> [Set exercise]
Please give the data below again in full, exactly as it stands.

::::::::::

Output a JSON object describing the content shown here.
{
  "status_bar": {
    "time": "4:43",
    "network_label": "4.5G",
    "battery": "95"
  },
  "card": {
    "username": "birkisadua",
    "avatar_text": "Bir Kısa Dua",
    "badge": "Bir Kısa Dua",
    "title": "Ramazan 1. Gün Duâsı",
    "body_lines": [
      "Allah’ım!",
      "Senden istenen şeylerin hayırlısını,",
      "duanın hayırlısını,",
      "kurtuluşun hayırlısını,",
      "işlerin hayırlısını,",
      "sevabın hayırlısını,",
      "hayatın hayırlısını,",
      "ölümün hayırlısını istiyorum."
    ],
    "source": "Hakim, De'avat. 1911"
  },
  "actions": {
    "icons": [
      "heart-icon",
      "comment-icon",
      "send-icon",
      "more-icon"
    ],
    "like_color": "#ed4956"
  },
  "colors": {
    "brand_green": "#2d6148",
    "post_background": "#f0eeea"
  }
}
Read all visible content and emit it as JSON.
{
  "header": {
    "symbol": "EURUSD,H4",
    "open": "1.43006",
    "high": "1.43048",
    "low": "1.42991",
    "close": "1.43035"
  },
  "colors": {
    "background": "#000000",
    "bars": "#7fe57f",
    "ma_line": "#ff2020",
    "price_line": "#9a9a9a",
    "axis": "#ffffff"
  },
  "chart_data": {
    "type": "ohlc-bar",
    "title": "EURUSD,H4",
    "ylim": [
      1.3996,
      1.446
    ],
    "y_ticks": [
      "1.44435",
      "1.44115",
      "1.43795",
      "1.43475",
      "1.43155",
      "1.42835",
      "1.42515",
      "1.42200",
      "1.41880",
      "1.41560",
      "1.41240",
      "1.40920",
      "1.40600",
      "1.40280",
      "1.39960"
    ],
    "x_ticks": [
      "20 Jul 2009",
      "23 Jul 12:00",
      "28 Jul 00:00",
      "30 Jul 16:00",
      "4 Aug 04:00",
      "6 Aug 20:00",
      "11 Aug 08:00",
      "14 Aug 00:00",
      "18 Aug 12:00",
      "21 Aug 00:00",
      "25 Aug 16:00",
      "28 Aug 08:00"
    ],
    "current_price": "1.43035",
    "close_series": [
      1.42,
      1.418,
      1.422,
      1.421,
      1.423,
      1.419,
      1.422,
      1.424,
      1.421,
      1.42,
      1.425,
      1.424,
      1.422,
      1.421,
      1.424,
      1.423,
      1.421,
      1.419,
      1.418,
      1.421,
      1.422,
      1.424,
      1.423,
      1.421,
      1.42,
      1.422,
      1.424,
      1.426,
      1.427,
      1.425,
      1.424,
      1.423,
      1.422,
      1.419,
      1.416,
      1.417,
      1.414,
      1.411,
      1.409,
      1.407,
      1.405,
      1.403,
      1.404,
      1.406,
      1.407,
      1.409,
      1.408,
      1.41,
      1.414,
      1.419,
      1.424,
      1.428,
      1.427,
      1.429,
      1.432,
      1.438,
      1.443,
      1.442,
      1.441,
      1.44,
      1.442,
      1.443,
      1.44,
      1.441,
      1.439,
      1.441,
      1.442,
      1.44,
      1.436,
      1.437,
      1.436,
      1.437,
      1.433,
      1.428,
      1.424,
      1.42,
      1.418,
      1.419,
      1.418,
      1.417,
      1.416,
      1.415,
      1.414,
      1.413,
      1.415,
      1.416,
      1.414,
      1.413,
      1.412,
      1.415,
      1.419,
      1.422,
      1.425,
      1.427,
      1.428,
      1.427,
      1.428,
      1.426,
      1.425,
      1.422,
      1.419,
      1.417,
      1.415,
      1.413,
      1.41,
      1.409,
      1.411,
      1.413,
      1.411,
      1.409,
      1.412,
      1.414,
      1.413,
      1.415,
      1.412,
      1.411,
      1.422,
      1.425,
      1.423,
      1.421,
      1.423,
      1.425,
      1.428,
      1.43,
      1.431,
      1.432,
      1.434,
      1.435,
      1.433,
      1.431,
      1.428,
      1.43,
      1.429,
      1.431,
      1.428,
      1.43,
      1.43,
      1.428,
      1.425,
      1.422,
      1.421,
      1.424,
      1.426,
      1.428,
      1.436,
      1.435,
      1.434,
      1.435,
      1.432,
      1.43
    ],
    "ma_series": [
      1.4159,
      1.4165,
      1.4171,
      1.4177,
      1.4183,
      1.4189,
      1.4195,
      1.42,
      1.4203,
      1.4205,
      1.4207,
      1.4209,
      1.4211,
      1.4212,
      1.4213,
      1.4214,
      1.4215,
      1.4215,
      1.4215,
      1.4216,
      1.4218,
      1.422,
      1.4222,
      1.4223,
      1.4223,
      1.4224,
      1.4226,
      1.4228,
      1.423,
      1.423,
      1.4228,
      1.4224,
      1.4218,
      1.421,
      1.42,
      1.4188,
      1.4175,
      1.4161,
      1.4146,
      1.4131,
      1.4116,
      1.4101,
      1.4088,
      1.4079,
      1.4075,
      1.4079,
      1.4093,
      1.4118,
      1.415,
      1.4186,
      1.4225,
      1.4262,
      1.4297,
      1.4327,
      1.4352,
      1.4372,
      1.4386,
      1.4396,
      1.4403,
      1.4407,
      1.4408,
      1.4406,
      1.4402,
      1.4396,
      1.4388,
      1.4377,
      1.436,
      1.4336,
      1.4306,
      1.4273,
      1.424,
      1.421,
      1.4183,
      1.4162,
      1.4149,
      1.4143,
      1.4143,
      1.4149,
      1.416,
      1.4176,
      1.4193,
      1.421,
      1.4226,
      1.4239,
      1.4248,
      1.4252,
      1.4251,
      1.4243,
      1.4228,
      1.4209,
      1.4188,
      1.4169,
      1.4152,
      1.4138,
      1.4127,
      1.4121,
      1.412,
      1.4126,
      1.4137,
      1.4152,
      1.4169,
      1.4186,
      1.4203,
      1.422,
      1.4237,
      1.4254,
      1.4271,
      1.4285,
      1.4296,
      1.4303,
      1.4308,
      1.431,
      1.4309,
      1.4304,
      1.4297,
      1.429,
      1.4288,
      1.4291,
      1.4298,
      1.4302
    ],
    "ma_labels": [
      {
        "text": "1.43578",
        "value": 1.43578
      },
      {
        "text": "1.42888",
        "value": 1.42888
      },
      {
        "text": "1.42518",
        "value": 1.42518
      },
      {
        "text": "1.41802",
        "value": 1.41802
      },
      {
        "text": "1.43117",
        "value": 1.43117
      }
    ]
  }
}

::::::::::

> [Response]
Output a JSON object describing the content shown here.
{
  "status_bar": {
    "time": "4:43",
    "network_label": "4.5G",
    "battery": "95"
  },
  "card": {
    "username": "birkisadua",
    "avatar_text": "Bir Kısa Dua",
    "badge": "Bir Kısa Dua",
    "title": "Ramazan 1. Gün Duâsı",
    "body_lines": [
      "Allah’ım!",
      "Senden istenen şeylerin hayırlısını,",
      "duanın hayırlısını,",
      "kurtuluşun hayırlısını,",
      "işlerin hayırlısını,",
      "sevabın hayırlısını,",
      "hayatın hayırlısını,",
      "ölümün hayırlısını istiyorum."
    ],
    "source": "Hakim, De'avat. 1911"
  },
  "actions": {
    "icons": [
      "heart-icon",
      "comment-icon",
      "send-icon",
      "more-icon"
    ],
    "like_color": "#ed4956"
  },
  "colors": {
    "brand_green": "#2d6148",
    "post_background": "#f0eeea"
  }
}
Read all visible content and emit it as JSON.
{
  "header": {
    "symbol": "EURUSD,H4",
    "open": "1.43006",
    "high": "1.43048",
    "low": "1.42991",
    "close": "1.43035"
  },
  "colors": {
    "background": "#000000",
    "bars": "#7fe57f",
    "ma_line": "#ff2020",
    "price_line": "#9a9a9a",
    "axis": "#ffffff"
  },
  "chart_data": {
    "type": "ohlc-bar",
    "title": "EURUSD,H4",
    "ylim": [
      1.3996,
      1.446
    ],
    "y_ticks": [
      "1.44435",
      "1.44115",
      "1.43795",
      "1.43475",
      "1.43155",
      "1.42835",
      "1.42515",
      "1.42200",
      "1.41880",
      "1.41560",
      "1.41240",
      "1.40920",
      "1.40600",
      "1.40280",
      "1.39960"
    ],
    "x_ticks": [
      "20 Jul 2009",
      "23 Jul 12:00",
      "28 Jul 00:00",
      "30 Jul 16:00",
      "4 Aug 04:00",
      "6 Aug 20:00",
      "11 Aug 08:00",
      "14 Aug 00:00",
      "18 Aug 12:00",
      "21 Aug 00:00",
      "25 Aug 16:00",
      "28 Aug 08:00"
    ],
    "current_price": "1.43035",
    "close_series": [
      1.42,
      1.418,
      1.422,
      1.421,
      1.423,
      1.419,
      1.422,
      1.424,
      1.421,
      1.42,
      1.425,
      1.424,
      1.422,
      1.421,
      1.424,
      1.423,
      1.421,
      1.419,
      1.418,
      1.421,
      1.422,
      1.424,
      1.423,
      1.421,
      1.42,
      1.422,
      1.424,
      1.426,
      1.427,
      1.425,
      1.424,
      1.423,
      1.422,
      1.419,
      1.416,
      1.417,
      1.414,
      1.411,
      1.409,
      1.407,
      1.405,
      1.403,
      1.404,
      1.406,
      1.407,
      1.409,
      1.408,
      1.41,
      1.414,
      1.419,
      1.424,
      1.428,
      1.427,
      1.429,
      1.432,
      1.438,
      1.443,
      1.442,
      1.441,
      1.44,
      1.442,
      1.443,
      1.44,
      1.441,
      1.439,
      1.441,
      1.442,
      1.44,
      1.436,
      1.437,
      1.436,
      1.437,
      1.433,
      1.428,
      1.424,
      1.42,
      1.418,
      1.419,
      1.418,
      1.417,
      1.416,
      1.415,
      1.414,
      1.413,
      1.415,
      1.416,
      1.414,
      1.413,
      1.412,
      1.415,
      1.419,
      1.422,
      1.425,
      1.427,
      1.428,
      1.427,
      1.428,
      1.426,
      1.425,
      1.422,
      1.419,
      1.417,
      1.415,
      1.413,
      1.41,
      1.409,
      1.411,
      1.413,
      1.411,
      1.409,
      1.412,
      1.414,
      1.413,
      1.415,
      1.412,
      1.411,
      1.422,
      1.425,
      1.423,
      1.421,
      1.423,
      1.425,
      1.428,
      1.43,
      1.431,
      1.432,
      1.434,
      1.435,
      1.433,
      1.431,
      1.428,
      1.43,
      1.429,
      1.431,
      1.428,
      1.43,
      1.43,
      1.428,
      1.425,
      1.422,
      1.421,
      1.424,
      1.426,
      1.428,
      1.436,
      1.435,
      1.434,
      1.435,
      1.432,
      1.43
    ],
    "ma_series": [
      1.4159,
      1.4165,
      1.4171,
      1.4177,
      1.4183,
      1.4189,
      1.4195,
      1.42,
      1.4203,
      1.4205,
      1.4207,
      1.4209,
      1.4211,
      1.4212,
      1.4213,
      1.4214,
      1.4215,
      1.4215,
      1.4215,
      1.4216,
      1.4218,
      1.422,
      1.4222,
      1.4223,
      1.4223,
      1.4224,
      1.4226,
      1.4228,
      1.423,
      1.423,
      1.4228,
      1.4224,
      1.4218,
      1.421,
      1.42,
      1.4188,
      1.4175,
      1.4161,
      1.4146,
      1.4131,
      1.4116,
      1.4101,
      1.4088,
      1.4079,
      1.4075,
      1.4079,
      1.4093,
      1.4118,
      1.415,
      1.4186,
      1.4225,
      1.4262,
      1.4297,
      1.4327,
      1.4352,
      1.4372,
      1.4386,
      1.4396,
      1.4403,
      1.4407,
      1.4408,
      1.4406,
      1.4402,
      1.4396,
      1.4388,
      1.4377,
      1.436,
      1.4336,
      1.4306,
      1.4273,
      1.424,
      1.421,
      1.4183,
      1.4162,
      1.4149,
      1.4143,
      1.4143,
      1.4149,
      1.416,
      1.4176,
      1.4193,
      1.421,
      1.4226,
      1.4239,
      1.4248,
      1.4252,
      1.4251,
      1.4243,
      1.4228,
      1.4209,
      1.4188,
      1.4169,
      1.4152,
      1.4138,
      1.4127,
      1.4121,
      1.412,
      1.4126,
      1.4137,
      1.4152,
      1.4169,
      1.4186,
      1.4203,
      1.422,
      1.4237,
      1.4254,
      1.4271,
      1.4285,
      1.4296,
      1.4303,
      1.4308,
      1.431,
      1.4309,
      1.4304,
      1.4297,
      1.429,
      1.4288,
      1.4291,
      1.4298,
      1.4302
    ],
    "ma_labels": [
      {
        "text": "1.43578",
        "value": 1.43578
      },
      {
        "text": "1.42888",
        "value": 1.42888
      },
      {
        "text": "1.42518",
        "value": 1.42518
      },
      {
        "text": "1.41802",
        "value": 1.41802
      },
      {
        "text": "1.43117",
        "value": 1.43117
      }
    ]
  }
}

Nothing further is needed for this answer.